• **REQUIREMENTS**
Using the material below, work out how many lines contain the word "contracts". Reply with the number and nothing more.

• **THE RECORDS**
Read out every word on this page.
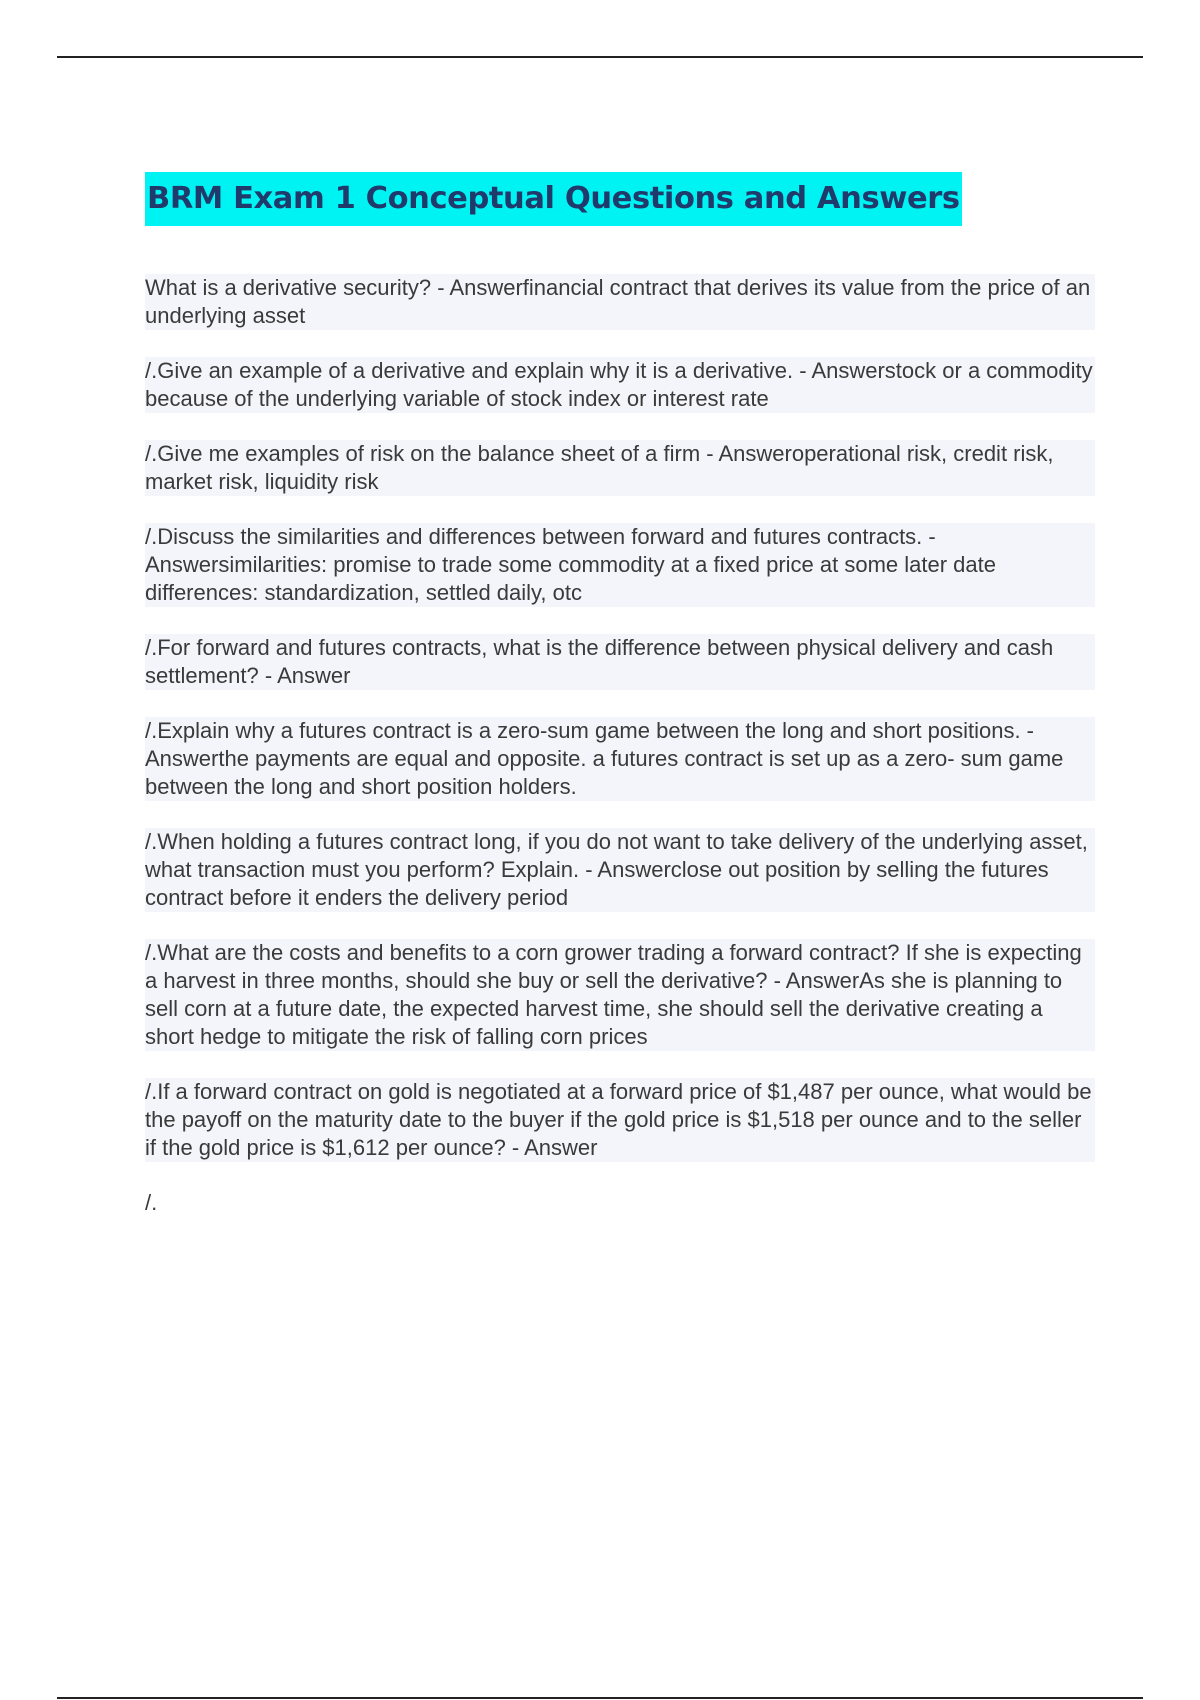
BRM Exam 1 Conceptual Questions and Answers

What is a derivative security? - Answerfinancial contract that derives its value from the price of an underlying asset

/.Give an example of a derivative and explain why it is a derivative. - Answerstock or a commodity because of the underlying variable of stock index or interest rate

/.Give me examples of risk on the balance sheet of a firm - Answeroperational risk, credit risk, market risk, liquidity risk

/.Discuss the similarities and differences between forward and futures contracts. - Answersimilarities: promise to trade some commodity at a fixed price at some later date differences: standardization, settled daily, otc

/.For forward and futures contracts, what is the difference between physical delivery and cash settlement? - Answer

/.Explain why a futures contract is a zero-sum game between the long and short positions. - Answerthe payments are equal and opposite. a futures contract is set up as a zero- sum game between the long and short position holders.

/.When holding a futures contract long, if you do not want to take delivery of the underlying asset, what transaction must you perform? Explain. - Answerclose out position by selling the futures contract before it enders the delivery period

/.What are the costs and benefits to a corn grower trading a forward contract? If she is expecting a harvest in three months, should she buy or sell the derivative? - AnswerAs she is planning to sell corn at a future date, the expected harvest time, she should sell the derivative creating a short hedge to mitigate the risk of falling corn prices

/.If a forward contract on gold is negotiated at a forward price of $1,487 per ounce, what would be the payoff on the maturity date to the buyer if the gold price is $1,518 per ounce and to the seller if the gold price is $1,612 per ounce? - Answer

/.
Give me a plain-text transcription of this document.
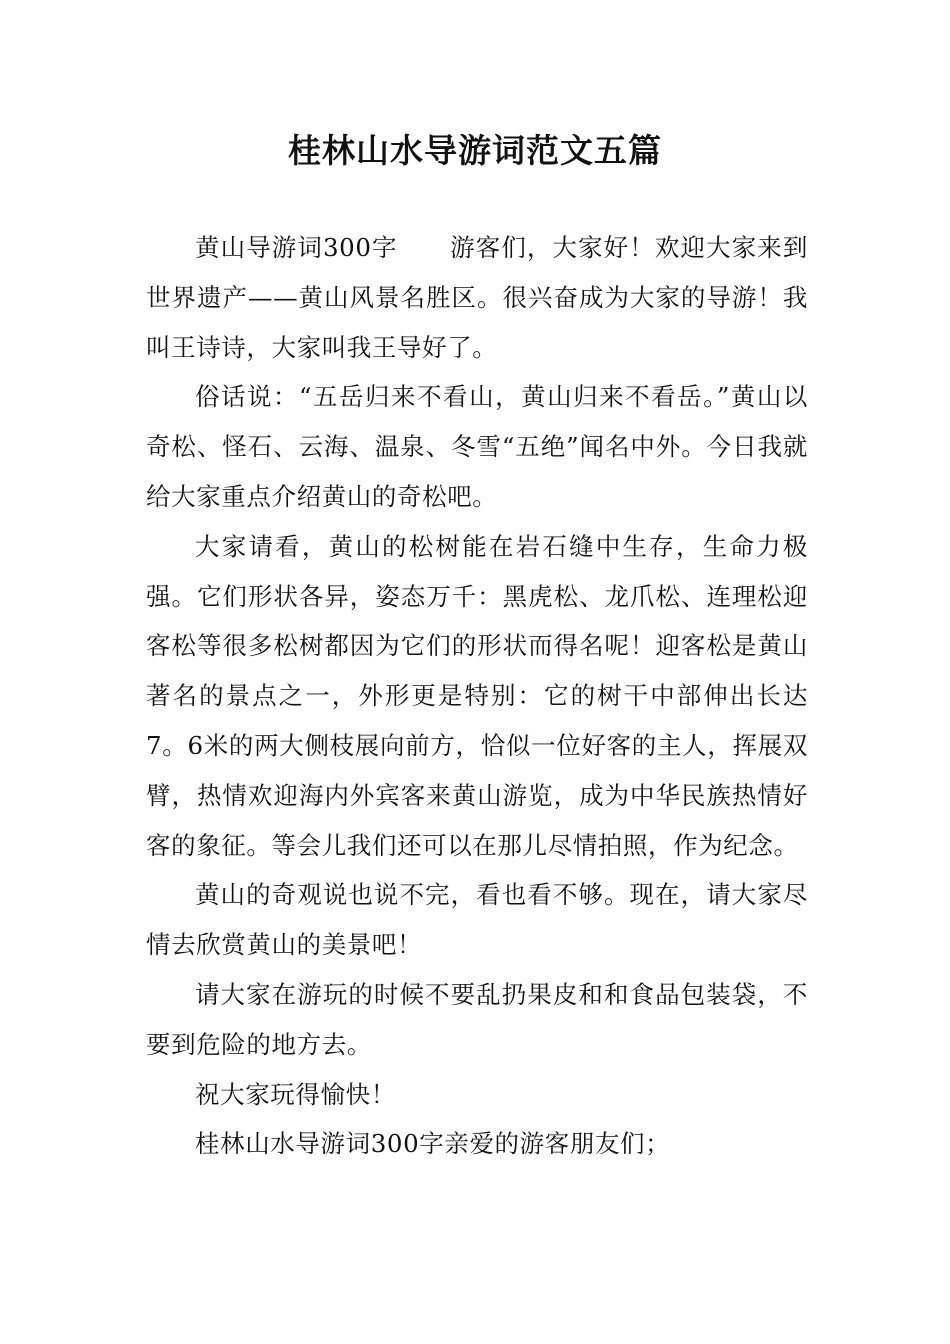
桂林山水导游词范文五篇

黄山导游词300字 游客们，大家好！欢迎大家来到世界遗产——黄山风景名胜区。很兴奋成为大家的导游！我叫王诗诗，大家叫我王导好了。

俗话说：“五岳归来不看山，黄山归来不看岳。”黄山以奇松、怪石、云海、温泉、冬雪“五绝”闻名中外。今日我就给大家重点介绍黄山的奇松吧。

大家请看，黄山的松树能在岩石缝中生存，生命力极强。它们形状各异，姿态万千：黑虎松、龙爪松、连理松迎客松等很多松树都因为它们的形状而得名呢！迎客松是黄山著名的景点之一，外形更是特别：它的树干中部伸出长达7。6米的两大侧枝展向前方，恰似一位好客的主人，挥展双臂，热情欢迎海内外宾客来黄山游览，成为中华民族热情好客的象征。等会儿我们还可以在那儿尽情拍照，作为纪念。

黄山的奇观说也说不完，看也看不够。现在，请大家尽情去欣赏黄山的美景吧！

请大家在游玩的时候不要乱扔果皮和和食品包装袋，不要到危险的地方去。

祝大家玩得愉快！

桂林山水导游词300字亲爱的游客朋友们；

• **FINISHED TASK**
2